## start

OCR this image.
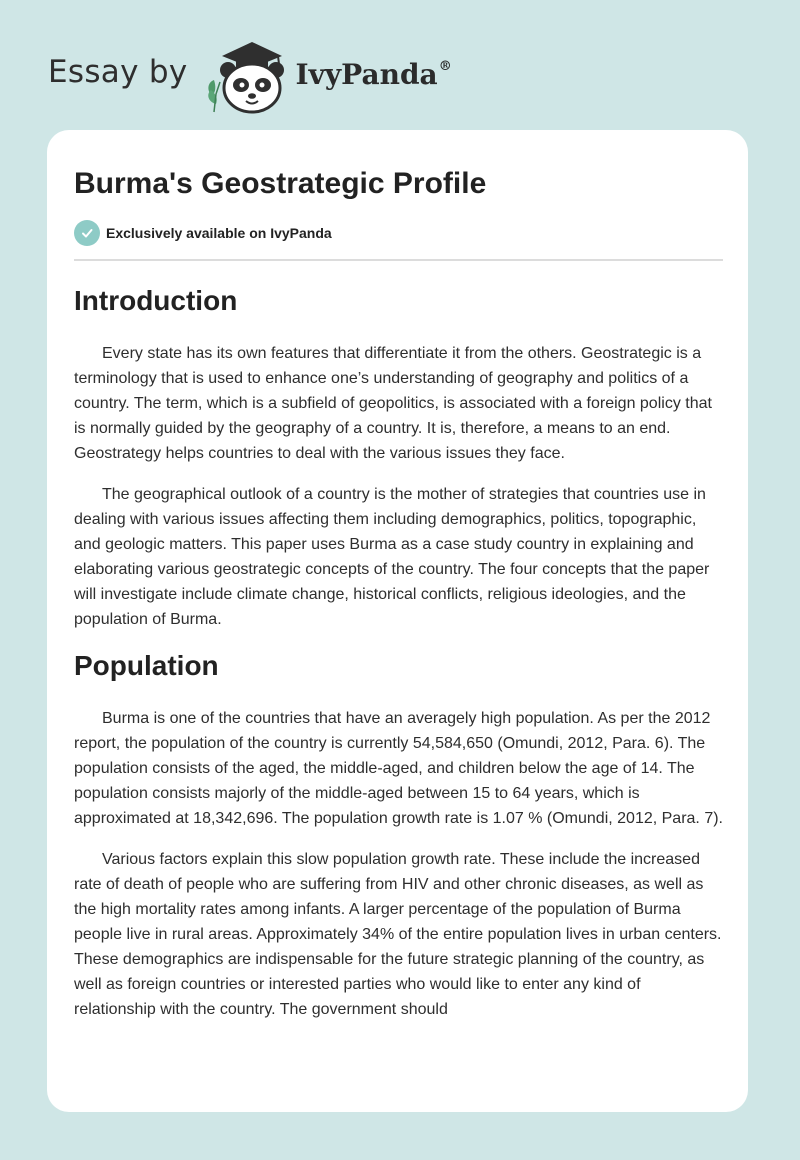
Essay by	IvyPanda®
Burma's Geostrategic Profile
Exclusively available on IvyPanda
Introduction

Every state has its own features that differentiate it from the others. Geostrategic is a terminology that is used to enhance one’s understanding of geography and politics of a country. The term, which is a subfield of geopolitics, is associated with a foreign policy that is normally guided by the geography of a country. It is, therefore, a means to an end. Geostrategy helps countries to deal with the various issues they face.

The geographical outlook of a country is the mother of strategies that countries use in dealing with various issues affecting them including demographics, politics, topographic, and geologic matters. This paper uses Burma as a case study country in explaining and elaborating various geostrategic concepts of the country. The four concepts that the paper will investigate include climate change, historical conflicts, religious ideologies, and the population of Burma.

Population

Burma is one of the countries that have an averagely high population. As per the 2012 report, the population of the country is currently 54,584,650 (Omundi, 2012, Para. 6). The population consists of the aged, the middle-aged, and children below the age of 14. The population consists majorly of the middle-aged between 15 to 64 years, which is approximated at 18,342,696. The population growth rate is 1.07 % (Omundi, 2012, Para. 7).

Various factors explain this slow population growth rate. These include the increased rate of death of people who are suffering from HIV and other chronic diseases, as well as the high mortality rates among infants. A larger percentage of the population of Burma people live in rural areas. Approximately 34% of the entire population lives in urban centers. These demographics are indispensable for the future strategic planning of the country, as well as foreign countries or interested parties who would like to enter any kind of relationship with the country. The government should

## end

Reproduce the material above verbatim; omit every picture.

OCR this image.
Essay by	IvyPanda®
Burma's Geostrategic Profile
Exclusively available on IvyPanda
Introduction

Every state has its own features that differentiate it from the others. Geostrategic is a terminology that is used to enhance one’s understanding of geography and politics of a country. The term, which is a subfield of geopolitics, is associated with a foreign policy that is normally guided by the geography of a country. It is, therefore, a means to an end. Geostrategy helps countries to deal with the various issues they face.

The geographical outlook of a country is the mother of strategies that countries use in dealing with various issues affecting them including demographics, politics, topographic, and geologic matters. This paper uses Burma as a case study country in explaining and elaborating various geostrategic concepts of the country. The four concepts that the paper will investigate include climate change, historical conflicts, religious ideologies, and the population of Burma.

Population

Burma is one of the countries that have an averagely high population. As per the 2012 report, the population of the country is currently 54,584,650 (Omundi, 2012, Para. 6). The population consists of the aged, the middle-aged, and children below the age of 14. The population consists majorly of the middle-aged between 15 to 64 years, which is approximated at 18,342,696. The population growth rate is 1.07 % (Omundi, 2012, Para. 7).

Various factors explain this slow population growth rate. These include the increased rate of death of people who are suffering from HIV and other chronic diseases, as well as the high mortality rates among infants. A larger percentage of the population of Burma people live in rural areas. Approximately 34% of the entire population lives in urban centers. These demographics are indispensable for the future strategic planning of the country, as well as foreign countries or interested parties who would like to enter any kind of relationship with the country. The government should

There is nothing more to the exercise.